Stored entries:
>> BEGIN
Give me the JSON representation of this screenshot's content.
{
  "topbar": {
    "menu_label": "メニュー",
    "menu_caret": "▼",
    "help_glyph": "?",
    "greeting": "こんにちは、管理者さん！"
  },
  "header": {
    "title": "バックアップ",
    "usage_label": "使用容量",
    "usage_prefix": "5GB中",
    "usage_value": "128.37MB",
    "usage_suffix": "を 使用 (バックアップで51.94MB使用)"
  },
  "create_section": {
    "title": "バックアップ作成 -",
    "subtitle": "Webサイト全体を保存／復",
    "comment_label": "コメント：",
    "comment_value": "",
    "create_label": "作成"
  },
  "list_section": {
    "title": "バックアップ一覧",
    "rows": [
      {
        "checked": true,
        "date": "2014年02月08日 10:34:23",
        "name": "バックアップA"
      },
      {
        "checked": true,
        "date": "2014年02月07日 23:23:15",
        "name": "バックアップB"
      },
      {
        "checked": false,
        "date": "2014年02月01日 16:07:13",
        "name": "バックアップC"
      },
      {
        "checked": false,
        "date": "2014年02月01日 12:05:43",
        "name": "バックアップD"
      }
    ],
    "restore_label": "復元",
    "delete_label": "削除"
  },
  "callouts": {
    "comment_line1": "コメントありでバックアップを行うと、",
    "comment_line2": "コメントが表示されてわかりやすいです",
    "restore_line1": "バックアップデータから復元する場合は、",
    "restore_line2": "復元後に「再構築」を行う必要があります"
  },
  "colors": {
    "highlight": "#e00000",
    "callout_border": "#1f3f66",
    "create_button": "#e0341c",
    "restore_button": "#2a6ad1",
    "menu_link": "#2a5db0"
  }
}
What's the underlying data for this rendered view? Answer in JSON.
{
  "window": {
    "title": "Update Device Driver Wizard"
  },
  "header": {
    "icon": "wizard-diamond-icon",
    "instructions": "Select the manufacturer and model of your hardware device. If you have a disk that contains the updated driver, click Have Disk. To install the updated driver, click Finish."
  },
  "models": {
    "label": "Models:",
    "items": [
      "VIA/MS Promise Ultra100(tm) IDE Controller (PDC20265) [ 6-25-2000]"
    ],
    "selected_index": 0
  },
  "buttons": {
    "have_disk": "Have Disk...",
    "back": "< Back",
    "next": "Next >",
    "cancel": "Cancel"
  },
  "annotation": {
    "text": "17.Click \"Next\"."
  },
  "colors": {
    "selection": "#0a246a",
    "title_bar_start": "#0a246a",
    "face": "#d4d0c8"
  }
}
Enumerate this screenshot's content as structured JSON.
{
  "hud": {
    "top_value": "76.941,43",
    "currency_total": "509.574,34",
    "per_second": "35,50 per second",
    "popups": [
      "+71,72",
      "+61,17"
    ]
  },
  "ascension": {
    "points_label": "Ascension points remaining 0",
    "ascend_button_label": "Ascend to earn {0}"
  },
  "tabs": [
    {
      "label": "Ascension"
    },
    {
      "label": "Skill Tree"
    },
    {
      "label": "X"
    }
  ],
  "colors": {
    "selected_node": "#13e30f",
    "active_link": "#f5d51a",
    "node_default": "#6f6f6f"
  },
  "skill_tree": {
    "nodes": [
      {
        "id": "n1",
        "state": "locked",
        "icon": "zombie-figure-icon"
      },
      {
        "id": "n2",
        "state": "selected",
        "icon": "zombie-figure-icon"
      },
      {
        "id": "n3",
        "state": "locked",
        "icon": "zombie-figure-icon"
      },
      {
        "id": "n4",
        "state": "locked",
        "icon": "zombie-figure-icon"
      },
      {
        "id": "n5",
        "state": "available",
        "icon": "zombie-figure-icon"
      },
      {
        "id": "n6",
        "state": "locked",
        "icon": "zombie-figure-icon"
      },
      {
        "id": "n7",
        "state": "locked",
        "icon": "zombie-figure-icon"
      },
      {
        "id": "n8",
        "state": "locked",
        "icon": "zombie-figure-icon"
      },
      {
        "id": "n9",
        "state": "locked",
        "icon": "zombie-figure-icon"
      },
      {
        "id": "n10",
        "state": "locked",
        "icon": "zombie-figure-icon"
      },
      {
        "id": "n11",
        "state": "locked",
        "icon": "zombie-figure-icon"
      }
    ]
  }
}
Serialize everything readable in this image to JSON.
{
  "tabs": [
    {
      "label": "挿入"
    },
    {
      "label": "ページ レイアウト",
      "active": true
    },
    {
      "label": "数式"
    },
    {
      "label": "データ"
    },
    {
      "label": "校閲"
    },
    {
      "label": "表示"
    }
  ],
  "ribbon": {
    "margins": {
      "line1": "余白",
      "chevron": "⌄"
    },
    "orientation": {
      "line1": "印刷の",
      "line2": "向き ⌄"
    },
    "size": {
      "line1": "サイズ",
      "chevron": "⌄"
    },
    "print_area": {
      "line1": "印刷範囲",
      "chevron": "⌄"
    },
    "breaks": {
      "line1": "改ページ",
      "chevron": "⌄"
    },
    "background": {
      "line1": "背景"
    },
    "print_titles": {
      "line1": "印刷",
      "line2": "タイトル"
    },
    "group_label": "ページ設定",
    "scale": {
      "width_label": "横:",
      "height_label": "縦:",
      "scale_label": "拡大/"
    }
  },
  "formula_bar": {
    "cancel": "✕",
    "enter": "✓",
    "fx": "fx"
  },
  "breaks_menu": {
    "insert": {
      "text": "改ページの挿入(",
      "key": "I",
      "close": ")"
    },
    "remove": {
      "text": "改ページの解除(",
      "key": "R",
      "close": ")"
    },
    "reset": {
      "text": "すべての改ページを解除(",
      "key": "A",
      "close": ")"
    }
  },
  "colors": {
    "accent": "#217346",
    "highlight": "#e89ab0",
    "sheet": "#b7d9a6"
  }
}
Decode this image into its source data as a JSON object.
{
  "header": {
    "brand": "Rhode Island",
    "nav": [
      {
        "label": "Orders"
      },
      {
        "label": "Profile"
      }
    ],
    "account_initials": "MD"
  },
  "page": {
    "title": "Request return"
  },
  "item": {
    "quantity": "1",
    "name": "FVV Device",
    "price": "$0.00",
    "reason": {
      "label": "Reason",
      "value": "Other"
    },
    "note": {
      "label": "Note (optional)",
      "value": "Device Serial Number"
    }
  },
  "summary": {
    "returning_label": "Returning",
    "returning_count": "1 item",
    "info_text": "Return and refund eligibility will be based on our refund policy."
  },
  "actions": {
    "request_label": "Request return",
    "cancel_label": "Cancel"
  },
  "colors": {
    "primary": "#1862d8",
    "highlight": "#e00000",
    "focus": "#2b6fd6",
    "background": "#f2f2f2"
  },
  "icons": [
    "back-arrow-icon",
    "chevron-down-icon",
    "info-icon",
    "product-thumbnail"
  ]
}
>> END
> _Requirements_:
Quote each line above in full, word for word.

> _Finished exercise_:
Give me the JSON representation of this screenshot's content.
{
  "topbar": {
    "menu_label": "メニュー",
    "menu_caret": "▼",
    "help_glyph": "?",
    "greeting": "こんにちは、管理者さん！"
  },
  "header": {
    "title": "バックアップ",
    "usage_label": "使用容量",
    "usage_prefix": "5GB中",
    "usage_value": "128.37MB",
    "usage_suffix": "を 使用 (バックアップで51.94MB使用)"
  },
  "create_section": {
    "title": "バックアップ作成 -",
    "subtitle": "Webサイト全体を保存／復",
    "comment_label": "コメント：",
    "comment_value": "",
    "create_label": "作成"
  },
  "list_section": {
    "title": "バックアップ一覧",
    "rows": [
      {
        "checked": true,
        "date": "2014年02月08日 10:34:23",
        "name": "バックアップA"
      },
      {
        "checked": true,
        "date": "2014年02月07日 23:23:15",
        "name": "バックアップB"
      },
      {
        "checked": false,
        "date": "2014年02月01日 16:07:13",
        "name": "バックアップC"
      },
      {
        "checked": false,
        "date": "2014年02月01日 12:05:43",
        "name": "バックアップD"
      }
    ],
    "restore_label": "復元",
    "delete_label": "削除"
  },
  "callouts": {
    "comment_line1": "コメントありでバックアップを行うと、",
    "comment_line2": "コメントが表示されてわかりやすいです",
    "restore_line1": "バックアップデータから復元する場合は、",
    "restore_line2": "復元後に「再構築」を行う必要があります"
  },
  "colors": {
    "highlight": "#e00000",
    "callout_border": "#1f3f66",
    "create_button": "#e0341c",
    "restore_button": "#2a6ad1",
    "menu_link": "#2a5db0"
  }
}
What's the underlying data for this rendered view? Answer in JSON.
{
  "window": {
    "title": "Update Device Driver Wizard"
  },
  "header": {
    "icon": "wizard-diamond-icon",
    "instructions": "Select the manufacturer and model of your hardware device. If you have a disk that contains the updated driver, click Have Disk. To install the updated driver, click Finish."
  },
  "models": {
    "label": "Models:",
    "items": [
      "VIA/MS Promise Ultra100(tm) IDE Controller (PDC20265) [ 6-25-2000]"
    ],
    "selected_index": 0
  },
  "buttons": {
    "have_disk": "Have Disk...",
    "back": "< Back",
    "next": "Next >",
    "cancel": "Cancel"
  },
  "annotation": {
    "text": "17.Click \"Next\"."
  },
  "colors": {
    "selection": "#0a246a",
    "title_bar_start": "#0a246a",
    "face": "#d4d0c8"
  }
}
Enumerate this screenshot's content as structured JSON.
{
  "hud": {
    "top_value": "76.941,43",
    "currency_total": "509.574,34",
    "per_second": "35,50 per second",
    "popups": [
      "+71,72",
      "+61,17"
    ]
  },
  "ascension": {
    "points_label": "Ascension points remaining 0",
    "ascend_button_label": "Ascend to earn {0}"
  },
  "tabs": [
    {
      "label": "Ascension"
    },
    {
      "label": "Skill Tree"
    },
    {
      "label": "X"
    }
  ],
  "colors": {
    "selected_node": "#13e30f",
    "active_link": "#f5d51a",
    "node_default": "#6f6f6f"
  },
  "skill_tree": {
    "nodes": [
      {
        "id": "n1",
        "state": "locked",
        "icon": "zombie-figure-icon"
      },
      {
        "id": "n2",
        "state": "selected",
        "icon": "zombie-figure-icon"
      },
      {
        "id": "n3",
        "state": "locked",
        "icon": "zombie-figure-icon"
      },
      {
        "id": "n4",
        "state": "locked",
        "icon": "zombie-figure-icon"
      },
      {
        "id": "n5",
        "state": "available",
        "icon": "zombie-figure-icon"
      },
      {
        "id": "n6",
        "state": "locked",
        "icon": "zombie-figure-icon"
      },
      {
        "id": "n7",
        "state": "locked",
        "icon": "zombie-figure-icon"
      },
      {
        "id": "n8",
        "state": "locked",
        "icon": "zombie-figure-icon"
      },
      {
        "id": "n9",
        "state": "locked",
        "icon": "zombie-figure-icon"
      },
      {
        "id": "n10",
        "state": "locked",
        "icon": "zombie-figure-icon"
      },
      {
        "id": "n11",
        "state": "locked",
        "icon": "zombie-figure-icon"
      }
    ]
  }
}
Serialize everything readable in this image to JSON.
{
  "tabs": [
    {
      "label": "挿入"
    },
    {
      "label": "ページ レイアウト",
      "active": true
    },
    {
      "label": "数式"
    },
    {
      "label": "データ"
    },
    {
      "label": "校閲"
    },
    {
      "label": "表示"
    }
  ],
  "ribbon": {
    "margins": {
      "line1": "余白",
      "chevron": "⌄"
    },
    "orientation": {
      "line1": "印刷の",
      "line2": "向き ⌄"
    },
    "size": {
      "line1": "サイズ",
      "chevron": "⌄"
    },
    "print_area": {
      "line1": "印刷範囲",
      "chevron": "⌄"
    },
    "breaks": {
      "line1": "改ページ",
      "chevron": "⌄"
    },
    "background": {
      "line1": "背景"
    },
    "print_titles": {
      "line1": "印刷",
      "line2": "タイトル"
    },
    "group_label": "ページ設定",
    "scale": {
      "width_label": "横:",
      "height_label": "縦:",
      "scale_label": "拡大/"
    }
  },
  "formula_bar": {
    "cancel": "✕",
    "enter": "✓",
    "fx": "fx"
  },
  "breaks_menu": {
    "insert": {
      "text": "改ページの挿入(",
      "key": "I",
      "close": ")"
    },
    "remove": {
      "text": "改ページの解除(",
      "key": "R",
      "close": ")"
    },
    "reset": {
      "text": "すべての改ページを解除(",
      "key": "A",
      "close": ")"
    }
  },
  "colors": {
    "accent": "#217346",
    "highlight": "#e89ab0",
    "sheet": "#b7d9a6"
  }
}
Decode this image into its source data as a JSON object.
{
  "header": {
    "brand": "Rhode Island",
    "nav": [
      {
        "label": "Orders"
      },
      {
        "label": "Profile"
      }
    ],
    "account_initials": "MD"
  },
  "page": {
    "title": "Request return"
  },
  "item": {
    "quantity": "1",
    "name": "FVV Device",
    "price": "$0.00",
    "reason": {
      "label": "Reason",
      "value": "Other"
    },
    "note": {
      "label": "Note (optional)",
      "value": "Device Serial Number"
    }
  },
  "summary": {
    "returning_label": "Returning",
    "returning_count": "1 item",
    "info_text": "Return and refund eligibility will be based on our refund policy."
  },
  "actions": {
    "request_label": "Request return",
    "cancel_label": "Cancel"
  },
  "colors": {
    "primary": "#1862d8",
    "highlight": "#e00000",
    "focus": "#2b6fd6",
    "background": "#f2f2f2"
  },
  "icons": [
    "back-arrow-icon",
    "chevron-down-icon",
    "info-icon",
    "product-thumbnail"
  ]
}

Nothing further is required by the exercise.